_THE DATA_
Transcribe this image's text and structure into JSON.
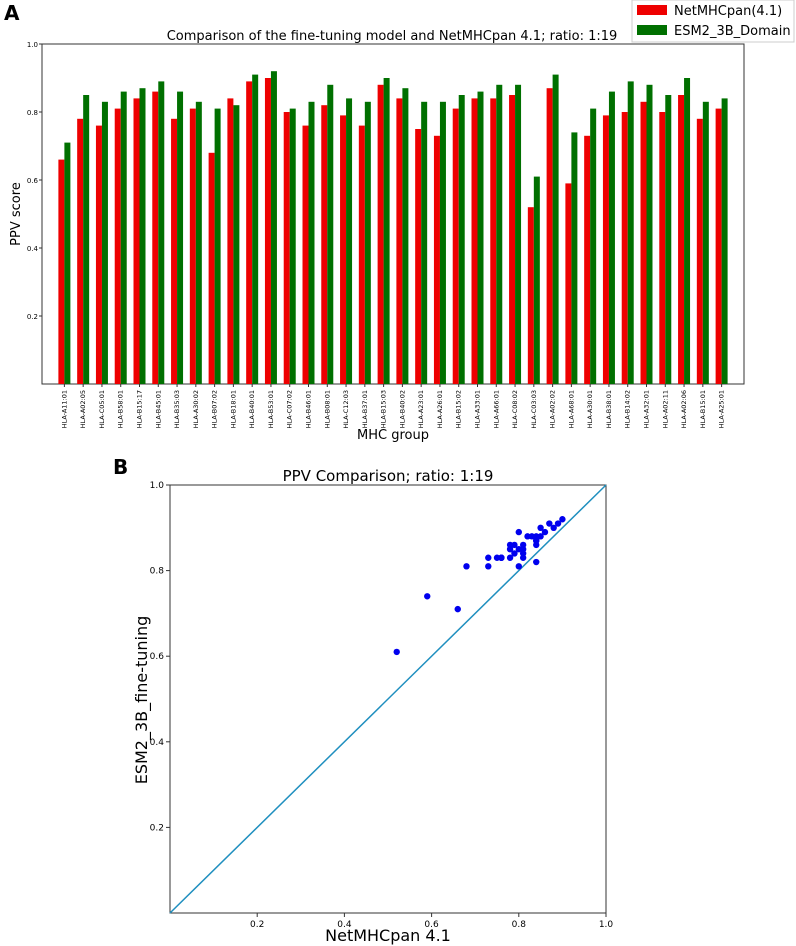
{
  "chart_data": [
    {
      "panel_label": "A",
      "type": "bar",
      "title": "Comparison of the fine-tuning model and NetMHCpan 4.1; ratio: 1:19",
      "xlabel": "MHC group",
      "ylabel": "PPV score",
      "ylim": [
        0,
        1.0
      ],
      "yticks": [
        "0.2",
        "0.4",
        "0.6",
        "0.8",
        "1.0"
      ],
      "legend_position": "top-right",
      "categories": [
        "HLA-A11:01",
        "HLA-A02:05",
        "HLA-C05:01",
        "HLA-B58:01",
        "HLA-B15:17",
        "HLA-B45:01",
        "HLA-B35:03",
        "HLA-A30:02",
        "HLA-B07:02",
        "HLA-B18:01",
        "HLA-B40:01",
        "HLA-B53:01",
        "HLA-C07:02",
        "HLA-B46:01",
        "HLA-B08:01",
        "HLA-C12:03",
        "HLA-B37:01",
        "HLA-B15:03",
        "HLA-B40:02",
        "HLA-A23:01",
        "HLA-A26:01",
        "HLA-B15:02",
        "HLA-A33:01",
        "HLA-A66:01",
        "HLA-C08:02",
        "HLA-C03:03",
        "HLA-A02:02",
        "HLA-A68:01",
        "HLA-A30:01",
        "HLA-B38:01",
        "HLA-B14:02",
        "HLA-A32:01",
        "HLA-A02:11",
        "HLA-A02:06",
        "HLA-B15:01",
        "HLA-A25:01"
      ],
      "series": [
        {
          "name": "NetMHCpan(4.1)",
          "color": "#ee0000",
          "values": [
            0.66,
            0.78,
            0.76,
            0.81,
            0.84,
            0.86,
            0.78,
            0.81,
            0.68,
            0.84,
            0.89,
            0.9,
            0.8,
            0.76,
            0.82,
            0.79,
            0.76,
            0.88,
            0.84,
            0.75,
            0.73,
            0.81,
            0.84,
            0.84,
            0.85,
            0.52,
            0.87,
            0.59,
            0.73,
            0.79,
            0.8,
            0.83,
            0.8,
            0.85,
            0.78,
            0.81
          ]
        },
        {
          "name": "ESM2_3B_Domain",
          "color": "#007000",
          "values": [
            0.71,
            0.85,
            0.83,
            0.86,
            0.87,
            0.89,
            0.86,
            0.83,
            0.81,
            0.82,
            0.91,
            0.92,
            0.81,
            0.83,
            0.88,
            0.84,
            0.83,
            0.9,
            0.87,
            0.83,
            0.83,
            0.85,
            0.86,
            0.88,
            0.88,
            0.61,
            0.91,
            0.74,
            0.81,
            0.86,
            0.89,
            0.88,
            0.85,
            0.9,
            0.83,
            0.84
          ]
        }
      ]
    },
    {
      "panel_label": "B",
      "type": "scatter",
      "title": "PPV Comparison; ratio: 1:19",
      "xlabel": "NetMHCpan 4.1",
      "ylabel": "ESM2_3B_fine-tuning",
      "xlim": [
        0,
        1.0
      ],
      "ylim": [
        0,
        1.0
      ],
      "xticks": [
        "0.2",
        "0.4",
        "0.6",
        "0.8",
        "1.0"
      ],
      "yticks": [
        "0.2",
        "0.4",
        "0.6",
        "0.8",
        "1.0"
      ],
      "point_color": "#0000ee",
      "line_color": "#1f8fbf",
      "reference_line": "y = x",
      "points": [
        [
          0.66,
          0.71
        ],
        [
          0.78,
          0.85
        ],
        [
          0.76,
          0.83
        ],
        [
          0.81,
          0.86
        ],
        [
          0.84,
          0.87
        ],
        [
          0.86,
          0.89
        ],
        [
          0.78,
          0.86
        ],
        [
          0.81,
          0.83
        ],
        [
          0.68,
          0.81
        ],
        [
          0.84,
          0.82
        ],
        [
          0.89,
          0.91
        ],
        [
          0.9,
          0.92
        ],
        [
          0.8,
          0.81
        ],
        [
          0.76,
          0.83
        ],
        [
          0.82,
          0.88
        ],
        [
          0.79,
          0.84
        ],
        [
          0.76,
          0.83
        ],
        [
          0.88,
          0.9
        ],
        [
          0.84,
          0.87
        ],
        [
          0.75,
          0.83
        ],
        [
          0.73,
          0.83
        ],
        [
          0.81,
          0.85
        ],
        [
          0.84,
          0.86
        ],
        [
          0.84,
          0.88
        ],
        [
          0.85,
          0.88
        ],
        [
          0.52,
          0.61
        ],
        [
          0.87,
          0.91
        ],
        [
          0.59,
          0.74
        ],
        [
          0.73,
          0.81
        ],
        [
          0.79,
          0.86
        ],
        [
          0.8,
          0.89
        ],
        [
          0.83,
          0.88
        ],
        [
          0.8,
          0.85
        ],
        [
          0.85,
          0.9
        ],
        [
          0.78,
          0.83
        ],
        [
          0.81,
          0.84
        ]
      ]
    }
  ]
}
* * *
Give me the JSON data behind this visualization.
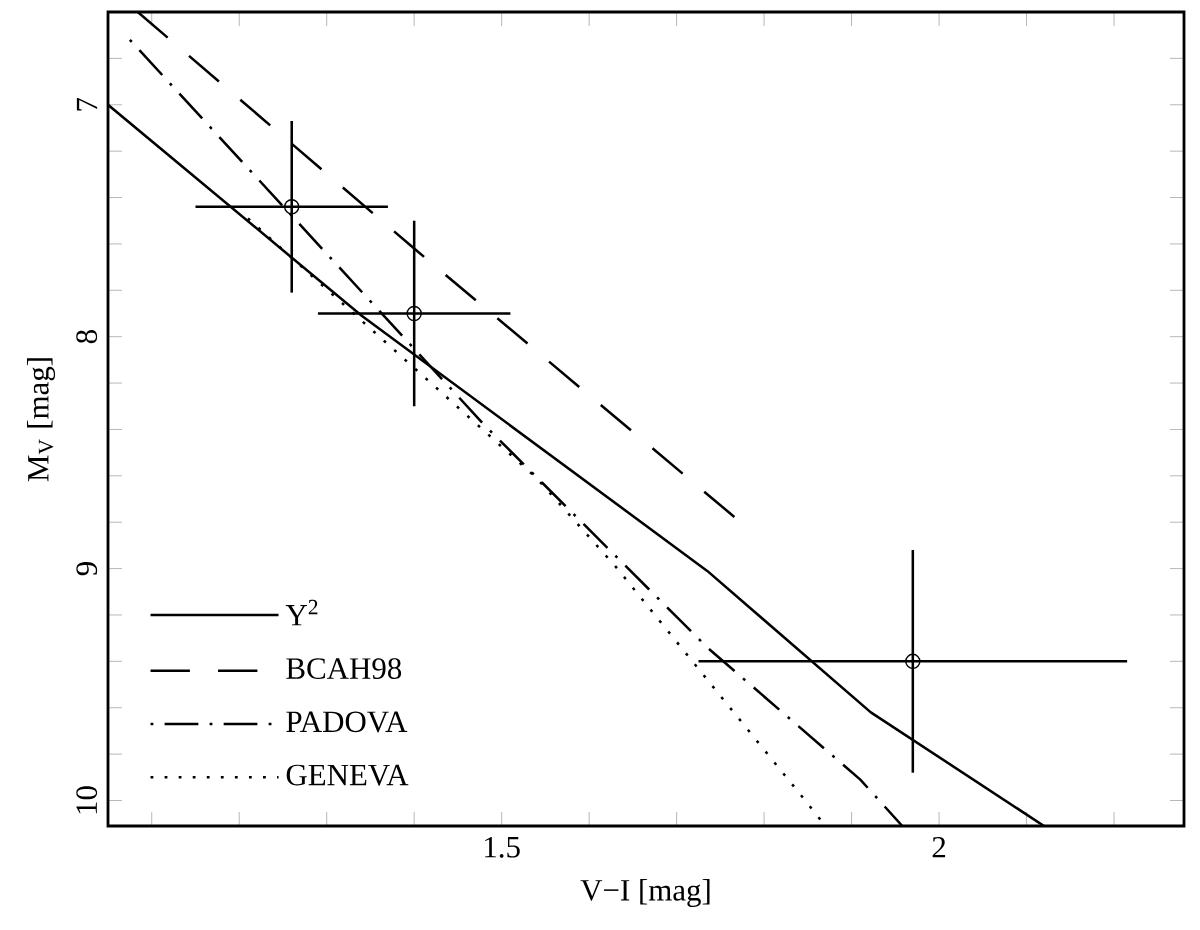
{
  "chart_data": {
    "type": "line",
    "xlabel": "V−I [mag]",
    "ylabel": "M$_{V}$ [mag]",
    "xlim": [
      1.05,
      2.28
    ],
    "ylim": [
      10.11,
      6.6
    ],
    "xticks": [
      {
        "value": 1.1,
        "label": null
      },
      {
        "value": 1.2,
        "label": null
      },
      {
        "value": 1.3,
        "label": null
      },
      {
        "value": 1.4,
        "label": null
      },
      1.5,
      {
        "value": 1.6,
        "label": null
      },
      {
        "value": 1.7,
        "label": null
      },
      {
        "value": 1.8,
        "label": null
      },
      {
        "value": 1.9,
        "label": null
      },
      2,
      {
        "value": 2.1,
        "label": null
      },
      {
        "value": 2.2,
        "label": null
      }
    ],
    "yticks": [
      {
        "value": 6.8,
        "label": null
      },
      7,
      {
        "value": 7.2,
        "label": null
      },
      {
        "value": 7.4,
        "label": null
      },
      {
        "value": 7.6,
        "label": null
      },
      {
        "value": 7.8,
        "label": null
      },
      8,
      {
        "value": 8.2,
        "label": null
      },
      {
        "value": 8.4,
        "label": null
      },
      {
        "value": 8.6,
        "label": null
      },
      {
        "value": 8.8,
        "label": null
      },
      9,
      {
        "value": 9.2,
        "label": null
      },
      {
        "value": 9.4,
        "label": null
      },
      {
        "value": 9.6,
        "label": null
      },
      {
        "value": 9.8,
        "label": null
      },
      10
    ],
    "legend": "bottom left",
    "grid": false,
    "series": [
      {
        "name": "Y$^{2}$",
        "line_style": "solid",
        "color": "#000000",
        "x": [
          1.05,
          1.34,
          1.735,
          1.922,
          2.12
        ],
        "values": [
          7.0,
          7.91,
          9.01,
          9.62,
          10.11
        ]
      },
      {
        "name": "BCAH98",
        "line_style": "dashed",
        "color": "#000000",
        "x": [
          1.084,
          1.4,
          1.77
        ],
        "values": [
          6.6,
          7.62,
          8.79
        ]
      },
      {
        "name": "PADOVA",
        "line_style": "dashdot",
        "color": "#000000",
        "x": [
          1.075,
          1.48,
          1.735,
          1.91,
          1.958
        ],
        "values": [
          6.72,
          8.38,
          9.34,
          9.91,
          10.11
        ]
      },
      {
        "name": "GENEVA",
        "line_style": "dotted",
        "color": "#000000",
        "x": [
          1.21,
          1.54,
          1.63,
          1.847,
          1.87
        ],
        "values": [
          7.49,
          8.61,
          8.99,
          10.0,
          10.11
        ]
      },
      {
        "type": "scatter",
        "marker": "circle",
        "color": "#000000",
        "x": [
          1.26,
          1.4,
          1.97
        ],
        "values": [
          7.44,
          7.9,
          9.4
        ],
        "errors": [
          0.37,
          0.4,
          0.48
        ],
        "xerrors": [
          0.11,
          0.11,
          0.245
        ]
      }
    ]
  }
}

_REQUIRED WORK_
Every line holding "NetMHCpan" should be copied out.

_SOLUTION TO THE PROBLEM_
      "title": "Comparison of the fine-tuning model and NetMHCpan 4.1; ratio: 1:19",
          "name": "NetMHCpan(4.1)",
      "xlabel": "NetMHCpan 4.1",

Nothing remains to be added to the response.